Yet as these capabilities accelerate, the governance landscape fragments further. Pacific AI documents "The End of Voluntary Ethics" as jurisdictions worldwide move from principles to enforcement, creating a "compliance splinternet." Federal-state conflicts intensify as President Trump's executive order challenges state AI laws. Nature's call for international cooperation highlights the gap between our global technical capabilities and fragmented governance frameworks.
The path forward requires simultaneous progress on two fronts. Technically, we must continue advancing AI capabilities while prioritizing interpretability, fairness, and validation. Politically, we need pragmatic governance that distinguishes real present harms from hypothetical future risks, scales oversight with actual risk levels, and coordinates across jurisdictions to reduce compliance fragmentation.

• To do
1) In the AI governance passage, swap "principles" for "guidelines" and write out the part between "Yet as these" and "fragmented governance frameworks.", inclusive.
2) Carry on the AI governance passage from its final sentence.

• Records provided
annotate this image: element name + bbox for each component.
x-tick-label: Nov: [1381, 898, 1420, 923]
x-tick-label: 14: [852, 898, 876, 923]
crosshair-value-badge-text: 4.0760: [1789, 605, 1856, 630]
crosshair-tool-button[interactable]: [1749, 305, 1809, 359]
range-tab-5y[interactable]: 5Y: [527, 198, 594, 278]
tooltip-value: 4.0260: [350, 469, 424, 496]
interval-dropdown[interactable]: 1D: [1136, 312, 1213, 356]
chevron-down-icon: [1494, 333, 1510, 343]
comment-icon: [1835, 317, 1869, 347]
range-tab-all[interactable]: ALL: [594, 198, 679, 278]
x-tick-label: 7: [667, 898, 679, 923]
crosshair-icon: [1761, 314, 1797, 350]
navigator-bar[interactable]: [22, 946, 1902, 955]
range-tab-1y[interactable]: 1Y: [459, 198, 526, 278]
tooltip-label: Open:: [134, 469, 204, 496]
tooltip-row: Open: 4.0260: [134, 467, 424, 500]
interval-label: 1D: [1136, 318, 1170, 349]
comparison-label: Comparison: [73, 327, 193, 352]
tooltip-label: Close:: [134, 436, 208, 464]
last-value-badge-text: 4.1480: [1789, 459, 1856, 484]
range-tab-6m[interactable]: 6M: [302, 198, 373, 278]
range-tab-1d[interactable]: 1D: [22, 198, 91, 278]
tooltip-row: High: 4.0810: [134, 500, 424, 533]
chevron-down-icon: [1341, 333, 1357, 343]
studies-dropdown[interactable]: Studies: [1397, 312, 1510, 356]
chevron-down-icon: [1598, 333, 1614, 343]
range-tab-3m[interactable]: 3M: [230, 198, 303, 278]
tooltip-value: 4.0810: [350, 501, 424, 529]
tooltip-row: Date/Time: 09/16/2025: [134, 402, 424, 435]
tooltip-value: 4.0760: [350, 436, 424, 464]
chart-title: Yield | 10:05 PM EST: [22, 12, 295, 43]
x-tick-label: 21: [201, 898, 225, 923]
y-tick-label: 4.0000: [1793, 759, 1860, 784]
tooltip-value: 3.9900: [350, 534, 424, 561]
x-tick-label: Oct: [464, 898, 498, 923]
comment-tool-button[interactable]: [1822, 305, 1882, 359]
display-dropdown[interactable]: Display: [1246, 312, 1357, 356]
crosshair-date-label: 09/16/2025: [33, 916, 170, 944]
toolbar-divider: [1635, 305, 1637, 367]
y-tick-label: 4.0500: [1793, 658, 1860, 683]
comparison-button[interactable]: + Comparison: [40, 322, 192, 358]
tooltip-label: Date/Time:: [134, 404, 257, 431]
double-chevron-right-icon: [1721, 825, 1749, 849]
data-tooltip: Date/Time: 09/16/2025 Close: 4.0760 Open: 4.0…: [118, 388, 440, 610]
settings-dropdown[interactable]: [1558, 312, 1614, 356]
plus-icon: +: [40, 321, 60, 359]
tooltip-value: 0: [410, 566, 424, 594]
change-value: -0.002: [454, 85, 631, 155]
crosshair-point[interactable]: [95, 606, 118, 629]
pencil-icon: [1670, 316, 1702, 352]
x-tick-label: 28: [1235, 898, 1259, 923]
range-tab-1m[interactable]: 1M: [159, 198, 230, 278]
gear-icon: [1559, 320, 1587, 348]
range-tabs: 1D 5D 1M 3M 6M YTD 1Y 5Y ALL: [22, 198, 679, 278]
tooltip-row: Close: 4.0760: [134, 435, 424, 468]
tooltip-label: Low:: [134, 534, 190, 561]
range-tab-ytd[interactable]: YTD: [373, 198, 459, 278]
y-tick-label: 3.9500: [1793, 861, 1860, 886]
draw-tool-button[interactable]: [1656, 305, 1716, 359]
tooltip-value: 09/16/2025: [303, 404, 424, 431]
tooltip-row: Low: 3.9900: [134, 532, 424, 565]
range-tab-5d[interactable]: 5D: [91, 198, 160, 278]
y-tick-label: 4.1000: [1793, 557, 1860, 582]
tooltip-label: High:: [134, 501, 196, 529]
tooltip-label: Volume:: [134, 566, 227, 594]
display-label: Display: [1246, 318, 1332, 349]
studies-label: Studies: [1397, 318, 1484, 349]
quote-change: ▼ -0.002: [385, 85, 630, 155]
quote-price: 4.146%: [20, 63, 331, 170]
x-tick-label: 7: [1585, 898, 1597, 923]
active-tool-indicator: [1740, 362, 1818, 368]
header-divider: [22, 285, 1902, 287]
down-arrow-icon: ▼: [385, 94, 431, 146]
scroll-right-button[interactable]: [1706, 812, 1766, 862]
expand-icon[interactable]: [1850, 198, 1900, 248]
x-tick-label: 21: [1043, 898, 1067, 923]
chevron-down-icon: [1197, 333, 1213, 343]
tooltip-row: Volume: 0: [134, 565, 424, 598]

• Written answers
1)
Yet as these capabilities accelerate, the governance landscape fragments further. Pacific AI documents "The End of Voluntary Ethics" as jurisdictions worldwide move from guidelines to enforcement, creating a "compliance splinternet." Federal-state conflicts intensify as President Trump's executive order challenges state AI laws. Nature's call for international cooperation highlights the gap between our global technical capabilities and fragmented governance frameworks.

2)
Most importantly, we need dialogue among all stakeholders. The Lilly-NVIDIA partnership shows industry confidence. Evo 2 and Pillar-0 demonstrate academic commitment to open science. Now we need policymakers, clinicians, patients, ethicists, and technologists working together to design governance frameworks that enable beneficial innovation while preventing foreseeable harms.